▶ [Problem description] Read the lines that follow and tally those with the word "field"; give the number and nothing else.

▶ [Given data]
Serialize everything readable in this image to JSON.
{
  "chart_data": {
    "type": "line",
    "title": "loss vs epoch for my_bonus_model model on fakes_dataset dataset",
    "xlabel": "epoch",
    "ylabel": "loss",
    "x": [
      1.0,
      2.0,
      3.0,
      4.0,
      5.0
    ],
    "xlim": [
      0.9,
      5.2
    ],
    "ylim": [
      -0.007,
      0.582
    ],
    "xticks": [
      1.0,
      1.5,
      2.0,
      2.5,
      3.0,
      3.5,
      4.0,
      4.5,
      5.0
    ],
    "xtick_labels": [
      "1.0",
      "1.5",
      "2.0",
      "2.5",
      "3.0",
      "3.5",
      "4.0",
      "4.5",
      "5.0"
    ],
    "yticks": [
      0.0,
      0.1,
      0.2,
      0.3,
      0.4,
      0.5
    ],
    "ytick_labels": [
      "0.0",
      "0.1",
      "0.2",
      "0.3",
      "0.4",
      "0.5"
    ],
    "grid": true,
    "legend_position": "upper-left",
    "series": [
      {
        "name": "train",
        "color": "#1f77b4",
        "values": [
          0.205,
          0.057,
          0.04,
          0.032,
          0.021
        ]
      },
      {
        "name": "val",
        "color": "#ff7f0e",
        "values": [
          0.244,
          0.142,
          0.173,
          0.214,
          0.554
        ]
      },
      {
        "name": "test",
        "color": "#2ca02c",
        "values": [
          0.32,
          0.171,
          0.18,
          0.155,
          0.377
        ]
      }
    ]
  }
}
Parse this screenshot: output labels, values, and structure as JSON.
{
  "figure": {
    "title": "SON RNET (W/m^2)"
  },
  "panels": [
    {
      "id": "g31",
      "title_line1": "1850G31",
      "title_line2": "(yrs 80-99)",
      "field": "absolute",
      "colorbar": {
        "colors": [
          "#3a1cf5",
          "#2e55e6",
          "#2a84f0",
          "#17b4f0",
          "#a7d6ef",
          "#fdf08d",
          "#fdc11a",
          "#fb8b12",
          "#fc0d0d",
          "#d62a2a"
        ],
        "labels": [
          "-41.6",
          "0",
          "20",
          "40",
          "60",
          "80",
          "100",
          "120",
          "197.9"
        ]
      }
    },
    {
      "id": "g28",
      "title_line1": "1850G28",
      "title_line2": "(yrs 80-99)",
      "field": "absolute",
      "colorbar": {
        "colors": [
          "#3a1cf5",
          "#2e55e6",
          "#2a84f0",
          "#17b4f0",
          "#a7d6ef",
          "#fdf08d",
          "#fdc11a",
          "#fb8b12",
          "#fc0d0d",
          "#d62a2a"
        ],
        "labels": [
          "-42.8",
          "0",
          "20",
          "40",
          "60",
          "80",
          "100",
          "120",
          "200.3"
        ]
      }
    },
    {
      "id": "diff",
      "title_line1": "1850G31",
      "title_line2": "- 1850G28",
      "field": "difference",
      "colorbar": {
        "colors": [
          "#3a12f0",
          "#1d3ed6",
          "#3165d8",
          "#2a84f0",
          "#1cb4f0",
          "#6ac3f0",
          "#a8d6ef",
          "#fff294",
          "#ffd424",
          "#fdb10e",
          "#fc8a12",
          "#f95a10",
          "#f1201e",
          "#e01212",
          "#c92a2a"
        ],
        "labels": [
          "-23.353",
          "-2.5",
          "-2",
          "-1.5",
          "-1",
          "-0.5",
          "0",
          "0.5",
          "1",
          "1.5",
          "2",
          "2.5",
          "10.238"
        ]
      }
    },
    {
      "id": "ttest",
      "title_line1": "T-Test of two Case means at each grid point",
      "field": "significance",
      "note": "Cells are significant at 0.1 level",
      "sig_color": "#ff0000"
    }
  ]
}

--

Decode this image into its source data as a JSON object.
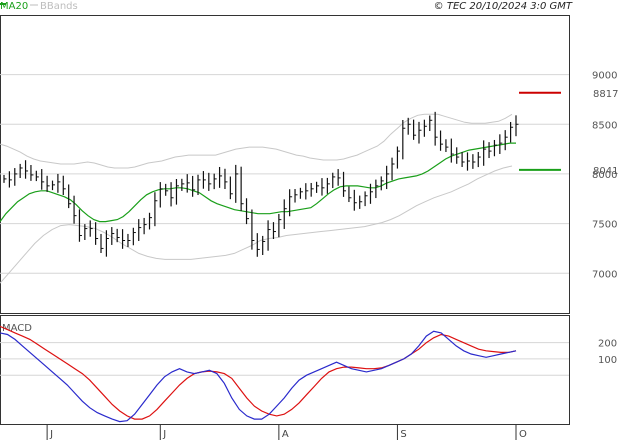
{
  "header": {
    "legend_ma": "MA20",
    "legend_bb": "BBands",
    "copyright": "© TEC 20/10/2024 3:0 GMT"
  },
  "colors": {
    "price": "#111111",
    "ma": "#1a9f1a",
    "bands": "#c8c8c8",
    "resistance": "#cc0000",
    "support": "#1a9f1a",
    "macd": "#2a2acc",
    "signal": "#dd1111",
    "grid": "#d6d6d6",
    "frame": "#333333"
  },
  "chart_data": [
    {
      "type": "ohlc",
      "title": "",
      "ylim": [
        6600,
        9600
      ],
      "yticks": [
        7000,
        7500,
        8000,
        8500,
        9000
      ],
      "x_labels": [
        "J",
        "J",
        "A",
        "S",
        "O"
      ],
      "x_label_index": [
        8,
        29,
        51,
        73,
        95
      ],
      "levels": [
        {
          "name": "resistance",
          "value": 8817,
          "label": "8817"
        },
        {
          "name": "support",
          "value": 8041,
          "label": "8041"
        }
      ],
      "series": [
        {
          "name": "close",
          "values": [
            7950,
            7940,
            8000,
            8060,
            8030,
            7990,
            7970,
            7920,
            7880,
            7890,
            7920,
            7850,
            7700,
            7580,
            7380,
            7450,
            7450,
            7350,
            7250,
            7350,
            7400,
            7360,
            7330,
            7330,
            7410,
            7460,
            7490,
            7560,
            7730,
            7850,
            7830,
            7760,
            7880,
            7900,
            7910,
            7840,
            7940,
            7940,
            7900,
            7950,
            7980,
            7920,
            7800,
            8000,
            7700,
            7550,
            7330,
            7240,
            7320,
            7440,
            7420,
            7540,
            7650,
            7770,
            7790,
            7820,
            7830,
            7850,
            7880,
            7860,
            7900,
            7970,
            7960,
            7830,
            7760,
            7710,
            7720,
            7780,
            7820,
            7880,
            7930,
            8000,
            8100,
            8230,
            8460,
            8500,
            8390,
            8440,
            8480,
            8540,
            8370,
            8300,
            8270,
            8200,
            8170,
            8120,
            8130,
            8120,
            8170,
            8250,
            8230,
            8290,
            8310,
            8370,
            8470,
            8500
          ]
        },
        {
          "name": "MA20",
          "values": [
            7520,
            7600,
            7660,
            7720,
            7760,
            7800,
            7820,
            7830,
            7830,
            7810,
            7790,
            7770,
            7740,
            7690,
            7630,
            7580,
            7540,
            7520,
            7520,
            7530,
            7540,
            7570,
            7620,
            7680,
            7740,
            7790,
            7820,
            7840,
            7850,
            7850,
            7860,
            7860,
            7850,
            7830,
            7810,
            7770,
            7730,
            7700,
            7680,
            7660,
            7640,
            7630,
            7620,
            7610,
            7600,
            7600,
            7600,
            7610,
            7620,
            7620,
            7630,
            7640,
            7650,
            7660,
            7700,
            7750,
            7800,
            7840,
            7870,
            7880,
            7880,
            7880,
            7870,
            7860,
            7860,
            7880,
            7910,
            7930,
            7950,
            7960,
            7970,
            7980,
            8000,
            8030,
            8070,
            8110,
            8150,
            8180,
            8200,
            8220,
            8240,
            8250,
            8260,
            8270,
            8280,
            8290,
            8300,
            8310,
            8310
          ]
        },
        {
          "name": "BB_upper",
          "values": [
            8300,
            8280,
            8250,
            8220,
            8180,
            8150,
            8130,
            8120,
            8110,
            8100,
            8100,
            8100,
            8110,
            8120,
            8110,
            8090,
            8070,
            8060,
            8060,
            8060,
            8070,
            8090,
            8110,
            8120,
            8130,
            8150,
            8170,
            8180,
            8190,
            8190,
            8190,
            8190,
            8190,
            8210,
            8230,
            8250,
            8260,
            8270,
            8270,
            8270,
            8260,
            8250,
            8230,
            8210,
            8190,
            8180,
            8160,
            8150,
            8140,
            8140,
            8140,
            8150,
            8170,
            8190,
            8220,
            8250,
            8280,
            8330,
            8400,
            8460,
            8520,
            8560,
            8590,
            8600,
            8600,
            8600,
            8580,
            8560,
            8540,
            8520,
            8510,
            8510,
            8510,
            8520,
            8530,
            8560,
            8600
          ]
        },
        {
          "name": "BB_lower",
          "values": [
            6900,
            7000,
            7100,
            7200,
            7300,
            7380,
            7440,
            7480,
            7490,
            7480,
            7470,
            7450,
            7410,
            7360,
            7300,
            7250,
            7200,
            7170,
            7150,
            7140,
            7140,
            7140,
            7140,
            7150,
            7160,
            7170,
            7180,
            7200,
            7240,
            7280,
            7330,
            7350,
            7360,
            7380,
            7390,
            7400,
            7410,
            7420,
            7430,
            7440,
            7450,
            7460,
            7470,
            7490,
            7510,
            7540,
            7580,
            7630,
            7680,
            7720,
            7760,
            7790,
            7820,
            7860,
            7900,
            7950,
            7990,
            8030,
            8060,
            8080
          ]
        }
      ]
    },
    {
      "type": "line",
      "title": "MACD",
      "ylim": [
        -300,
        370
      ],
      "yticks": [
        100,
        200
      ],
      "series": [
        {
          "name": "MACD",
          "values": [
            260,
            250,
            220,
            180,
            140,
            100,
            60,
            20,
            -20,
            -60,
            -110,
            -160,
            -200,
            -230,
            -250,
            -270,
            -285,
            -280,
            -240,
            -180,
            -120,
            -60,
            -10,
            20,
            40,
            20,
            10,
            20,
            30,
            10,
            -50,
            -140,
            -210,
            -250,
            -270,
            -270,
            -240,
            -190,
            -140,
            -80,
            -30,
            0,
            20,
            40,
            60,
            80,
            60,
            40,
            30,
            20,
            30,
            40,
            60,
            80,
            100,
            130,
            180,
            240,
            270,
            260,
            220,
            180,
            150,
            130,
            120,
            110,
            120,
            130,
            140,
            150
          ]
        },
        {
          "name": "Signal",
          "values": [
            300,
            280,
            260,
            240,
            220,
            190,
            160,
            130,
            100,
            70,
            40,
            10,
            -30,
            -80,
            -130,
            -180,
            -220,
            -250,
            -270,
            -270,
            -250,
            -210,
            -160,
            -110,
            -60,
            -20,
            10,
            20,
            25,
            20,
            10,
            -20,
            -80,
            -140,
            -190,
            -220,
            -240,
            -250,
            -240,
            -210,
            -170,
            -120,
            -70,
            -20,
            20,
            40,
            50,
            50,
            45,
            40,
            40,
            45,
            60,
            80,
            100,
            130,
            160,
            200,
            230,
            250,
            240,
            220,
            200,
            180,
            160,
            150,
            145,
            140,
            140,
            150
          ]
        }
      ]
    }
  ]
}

---

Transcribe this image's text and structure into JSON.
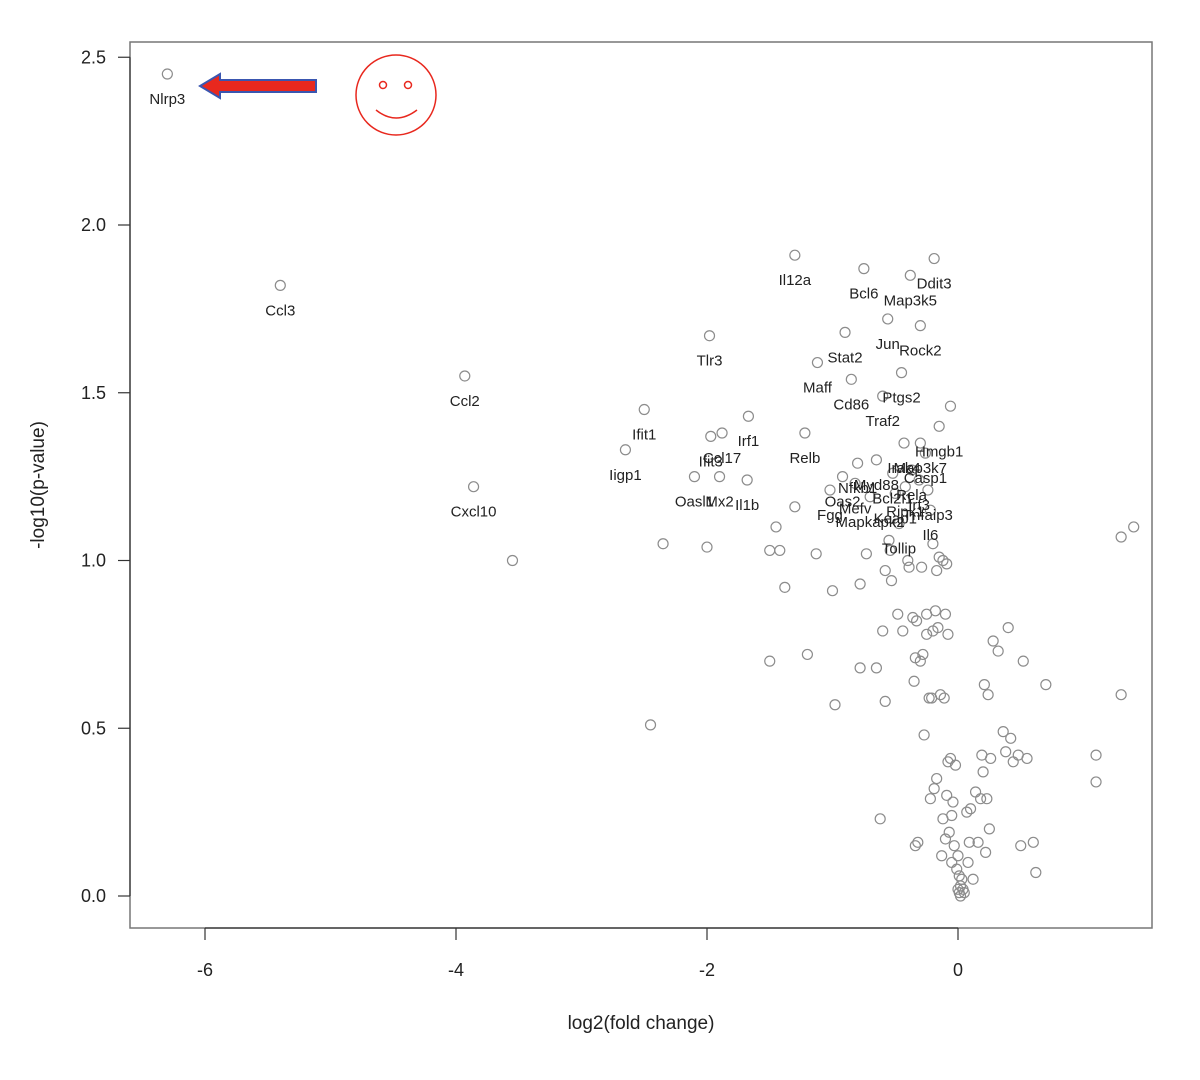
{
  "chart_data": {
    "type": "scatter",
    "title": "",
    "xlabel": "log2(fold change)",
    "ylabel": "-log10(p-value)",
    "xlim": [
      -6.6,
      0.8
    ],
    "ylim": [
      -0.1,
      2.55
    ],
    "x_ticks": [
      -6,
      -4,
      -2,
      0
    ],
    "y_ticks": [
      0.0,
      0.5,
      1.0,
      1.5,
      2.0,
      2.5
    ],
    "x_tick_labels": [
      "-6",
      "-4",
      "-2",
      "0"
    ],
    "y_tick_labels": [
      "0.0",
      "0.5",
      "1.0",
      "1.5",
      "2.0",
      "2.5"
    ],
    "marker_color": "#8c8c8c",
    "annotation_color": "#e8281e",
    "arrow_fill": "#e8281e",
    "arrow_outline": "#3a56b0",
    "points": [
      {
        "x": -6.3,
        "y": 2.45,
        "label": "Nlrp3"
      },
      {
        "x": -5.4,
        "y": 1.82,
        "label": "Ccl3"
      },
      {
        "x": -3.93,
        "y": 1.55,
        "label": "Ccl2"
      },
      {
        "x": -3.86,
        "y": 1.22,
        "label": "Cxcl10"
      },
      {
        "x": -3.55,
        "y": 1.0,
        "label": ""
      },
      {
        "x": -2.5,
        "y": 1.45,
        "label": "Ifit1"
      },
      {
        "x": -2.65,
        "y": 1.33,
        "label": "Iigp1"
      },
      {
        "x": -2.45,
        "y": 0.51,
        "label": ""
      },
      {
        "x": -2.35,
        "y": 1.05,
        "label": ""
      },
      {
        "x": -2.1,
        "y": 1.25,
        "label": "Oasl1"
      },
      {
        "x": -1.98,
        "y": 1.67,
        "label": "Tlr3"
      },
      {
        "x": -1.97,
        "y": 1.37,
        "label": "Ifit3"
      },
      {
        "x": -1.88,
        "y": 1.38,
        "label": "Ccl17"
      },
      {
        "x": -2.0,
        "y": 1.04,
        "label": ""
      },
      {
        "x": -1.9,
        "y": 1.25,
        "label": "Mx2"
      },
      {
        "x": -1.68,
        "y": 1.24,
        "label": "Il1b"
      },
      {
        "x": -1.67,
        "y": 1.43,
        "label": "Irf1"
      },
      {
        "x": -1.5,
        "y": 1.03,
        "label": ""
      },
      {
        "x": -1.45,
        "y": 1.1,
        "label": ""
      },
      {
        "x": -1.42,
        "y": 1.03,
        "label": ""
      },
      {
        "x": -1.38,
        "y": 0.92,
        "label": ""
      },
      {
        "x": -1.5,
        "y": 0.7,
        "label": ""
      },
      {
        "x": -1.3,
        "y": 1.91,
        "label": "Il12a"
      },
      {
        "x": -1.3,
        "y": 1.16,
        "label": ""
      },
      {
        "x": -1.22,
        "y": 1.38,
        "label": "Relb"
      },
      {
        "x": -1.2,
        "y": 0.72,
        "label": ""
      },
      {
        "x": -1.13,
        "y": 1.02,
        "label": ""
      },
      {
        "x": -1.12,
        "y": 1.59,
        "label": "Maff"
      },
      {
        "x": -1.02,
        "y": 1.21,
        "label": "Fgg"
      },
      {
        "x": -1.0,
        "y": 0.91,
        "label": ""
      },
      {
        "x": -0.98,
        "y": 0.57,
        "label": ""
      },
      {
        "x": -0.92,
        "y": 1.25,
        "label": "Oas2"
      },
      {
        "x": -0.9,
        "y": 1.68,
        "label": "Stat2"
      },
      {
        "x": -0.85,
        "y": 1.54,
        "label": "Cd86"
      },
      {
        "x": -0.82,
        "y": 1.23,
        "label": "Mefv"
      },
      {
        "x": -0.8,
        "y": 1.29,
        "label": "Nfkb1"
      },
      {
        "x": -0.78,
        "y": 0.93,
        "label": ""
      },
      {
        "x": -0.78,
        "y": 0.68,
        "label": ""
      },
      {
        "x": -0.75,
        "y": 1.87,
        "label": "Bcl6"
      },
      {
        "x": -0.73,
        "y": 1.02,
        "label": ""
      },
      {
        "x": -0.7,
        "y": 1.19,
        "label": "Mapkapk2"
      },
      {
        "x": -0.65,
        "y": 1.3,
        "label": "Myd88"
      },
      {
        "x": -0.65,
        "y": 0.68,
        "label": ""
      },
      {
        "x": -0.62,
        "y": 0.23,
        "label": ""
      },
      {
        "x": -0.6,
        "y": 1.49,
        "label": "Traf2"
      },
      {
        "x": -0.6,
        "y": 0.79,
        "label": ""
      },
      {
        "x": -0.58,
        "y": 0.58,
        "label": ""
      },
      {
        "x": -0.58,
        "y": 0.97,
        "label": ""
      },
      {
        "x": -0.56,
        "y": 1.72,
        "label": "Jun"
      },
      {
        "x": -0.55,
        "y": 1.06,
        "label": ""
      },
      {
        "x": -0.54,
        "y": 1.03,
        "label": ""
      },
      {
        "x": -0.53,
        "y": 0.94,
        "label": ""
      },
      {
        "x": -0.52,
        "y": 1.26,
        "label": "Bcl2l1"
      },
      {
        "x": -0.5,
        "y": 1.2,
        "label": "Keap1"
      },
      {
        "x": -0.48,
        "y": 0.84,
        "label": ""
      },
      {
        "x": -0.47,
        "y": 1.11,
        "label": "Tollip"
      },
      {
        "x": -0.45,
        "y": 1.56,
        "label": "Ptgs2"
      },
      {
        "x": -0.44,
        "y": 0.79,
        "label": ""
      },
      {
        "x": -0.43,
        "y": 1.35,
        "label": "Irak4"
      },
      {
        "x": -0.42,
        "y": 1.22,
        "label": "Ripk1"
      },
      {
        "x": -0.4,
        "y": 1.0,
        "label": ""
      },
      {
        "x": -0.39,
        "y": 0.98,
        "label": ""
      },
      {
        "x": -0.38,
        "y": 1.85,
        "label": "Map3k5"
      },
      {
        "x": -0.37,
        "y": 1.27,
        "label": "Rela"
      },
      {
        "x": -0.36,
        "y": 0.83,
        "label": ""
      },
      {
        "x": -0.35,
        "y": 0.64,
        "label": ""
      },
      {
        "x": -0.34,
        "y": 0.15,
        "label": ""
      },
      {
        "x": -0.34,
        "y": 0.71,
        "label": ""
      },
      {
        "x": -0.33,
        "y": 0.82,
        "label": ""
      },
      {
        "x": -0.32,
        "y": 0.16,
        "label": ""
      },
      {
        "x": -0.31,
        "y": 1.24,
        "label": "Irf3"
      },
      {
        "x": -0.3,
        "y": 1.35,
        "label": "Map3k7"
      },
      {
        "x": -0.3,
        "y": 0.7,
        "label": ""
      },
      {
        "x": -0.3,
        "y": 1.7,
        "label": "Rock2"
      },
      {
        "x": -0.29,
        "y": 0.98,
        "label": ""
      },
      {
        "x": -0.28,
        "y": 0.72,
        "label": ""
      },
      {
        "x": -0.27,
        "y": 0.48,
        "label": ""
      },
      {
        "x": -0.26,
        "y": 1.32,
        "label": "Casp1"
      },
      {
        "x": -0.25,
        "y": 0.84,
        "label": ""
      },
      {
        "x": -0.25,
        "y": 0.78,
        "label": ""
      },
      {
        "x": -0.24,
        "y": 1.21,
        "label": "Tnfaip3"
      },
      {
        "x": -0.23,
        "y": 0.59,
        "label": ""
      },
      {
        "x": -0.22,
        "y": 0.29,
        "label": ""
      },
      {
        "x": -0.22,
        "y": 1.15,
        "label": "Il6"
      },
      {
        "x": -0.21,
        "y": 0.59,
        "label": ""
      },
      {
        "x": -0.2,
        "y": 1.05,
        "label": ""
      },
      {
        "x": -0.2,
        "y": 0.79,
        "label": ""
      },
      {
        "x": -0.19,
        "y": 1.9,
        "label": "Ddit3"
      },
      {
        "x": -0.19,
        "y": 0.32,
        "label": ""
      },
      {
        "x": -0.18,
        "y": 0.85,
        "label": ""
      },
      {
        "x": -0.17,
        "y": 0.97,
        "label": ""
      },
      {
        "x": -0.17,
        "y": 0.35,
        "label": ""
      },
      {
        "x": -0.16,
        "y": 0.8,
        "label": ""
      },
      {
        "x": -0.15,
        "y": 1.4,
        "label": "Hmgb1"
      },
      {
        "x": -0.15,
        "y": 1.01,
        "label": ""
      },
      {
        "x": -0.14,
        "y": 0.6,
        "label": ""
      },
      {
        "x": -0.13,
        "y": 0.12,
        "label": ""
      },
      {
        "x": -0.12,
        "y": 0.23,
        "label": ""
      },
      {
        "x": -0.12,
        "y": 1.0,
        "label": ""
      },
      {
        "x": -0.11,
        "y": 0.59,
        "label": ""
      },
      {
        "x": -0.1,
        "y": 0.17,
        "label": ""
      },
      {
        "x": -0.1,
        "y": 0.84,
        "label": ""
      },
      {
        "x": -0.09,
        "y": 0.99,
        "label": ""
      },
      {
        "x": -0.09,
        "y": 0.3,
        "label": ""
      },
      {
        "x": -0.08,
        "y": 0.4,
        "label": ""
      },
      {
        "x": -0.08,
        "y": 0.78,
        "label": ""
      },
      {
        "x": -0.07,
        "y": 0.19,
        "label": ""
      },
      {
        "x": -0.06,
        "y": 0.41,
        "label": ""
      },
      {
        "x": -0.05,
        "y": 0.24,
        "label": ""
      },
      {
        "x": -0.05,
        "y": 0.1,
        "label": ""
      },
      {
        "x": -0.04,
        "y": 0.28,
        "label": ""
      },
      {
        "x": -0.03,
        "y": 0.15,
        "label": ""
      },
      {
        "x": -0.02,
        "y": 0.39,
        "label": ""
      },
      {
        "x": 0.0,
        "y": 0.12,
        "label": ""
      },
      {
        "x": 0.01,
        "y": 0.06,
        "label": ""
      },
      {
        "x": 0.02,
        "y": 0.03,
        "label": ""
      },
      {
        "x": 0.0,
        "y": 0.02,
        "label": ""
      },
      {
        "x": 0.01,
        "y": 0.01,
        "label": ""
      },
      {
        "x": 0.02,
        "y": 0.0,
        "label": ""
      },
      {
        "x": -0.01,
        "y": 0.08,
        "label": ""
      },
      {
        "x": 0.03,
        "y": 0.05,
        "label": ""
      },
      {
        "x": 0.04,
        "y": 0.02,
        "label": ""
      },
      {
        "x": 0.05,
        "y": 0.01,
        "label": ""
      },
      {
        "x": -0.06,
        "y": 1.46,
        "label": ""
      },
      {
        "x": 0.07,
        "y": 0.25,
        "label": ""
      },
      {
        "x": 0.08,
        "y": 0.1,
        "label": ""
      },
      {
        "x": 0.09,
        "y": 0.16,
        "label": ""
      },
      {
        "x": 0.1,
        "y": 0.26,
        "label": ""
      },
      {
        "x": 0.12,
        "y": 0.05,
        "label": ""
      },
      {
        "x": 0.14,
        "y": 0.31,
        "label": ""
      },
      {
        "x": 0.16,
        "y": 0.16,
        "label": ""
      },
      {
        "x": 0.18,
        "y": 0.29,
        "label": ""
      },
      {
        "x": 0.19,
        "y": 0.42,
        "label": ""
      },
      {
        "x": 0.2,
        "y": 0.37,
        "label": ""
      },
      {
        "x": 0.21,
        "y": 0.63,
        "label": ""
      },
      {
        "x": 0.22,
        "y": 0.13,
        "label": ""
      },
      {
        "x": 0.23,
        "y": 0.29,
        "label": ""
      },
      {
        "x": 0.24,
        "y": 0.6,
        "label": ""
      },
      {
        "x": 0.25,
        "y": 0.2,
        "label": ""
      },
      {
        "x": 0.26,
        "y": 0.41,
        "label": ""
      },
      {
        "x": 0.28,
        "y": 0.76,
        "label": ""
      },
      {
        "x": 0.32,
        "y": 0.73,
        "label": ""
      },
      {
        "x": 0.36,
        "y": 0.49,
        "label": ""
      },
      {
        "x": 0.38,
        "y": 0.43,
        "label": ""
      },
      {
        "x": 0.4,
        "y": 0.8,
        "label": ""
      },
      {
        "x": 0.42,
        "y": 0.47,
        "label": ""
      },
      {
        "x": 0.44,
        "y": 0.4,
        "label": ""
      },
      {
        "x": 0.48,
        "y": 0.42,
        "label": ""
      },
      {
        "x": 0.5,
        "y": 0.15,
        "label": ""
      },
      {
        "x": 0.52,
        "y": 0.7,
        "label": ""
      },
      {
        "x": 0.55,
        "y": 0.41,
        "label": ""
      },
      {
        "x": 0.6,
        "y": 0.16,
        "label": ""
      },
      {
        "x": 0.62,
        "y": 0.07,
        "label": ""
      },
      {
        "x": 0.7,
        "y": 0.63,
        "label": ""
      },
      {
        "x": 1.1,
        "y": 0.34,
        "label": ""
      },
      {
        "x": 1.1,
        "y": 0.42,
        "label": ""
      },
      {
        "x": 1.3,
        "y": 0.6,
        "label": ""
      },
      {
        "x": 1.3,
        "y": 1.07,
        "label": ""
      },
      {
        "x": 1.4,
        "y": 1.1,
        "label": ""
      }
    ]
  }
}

▶ [Output below] 4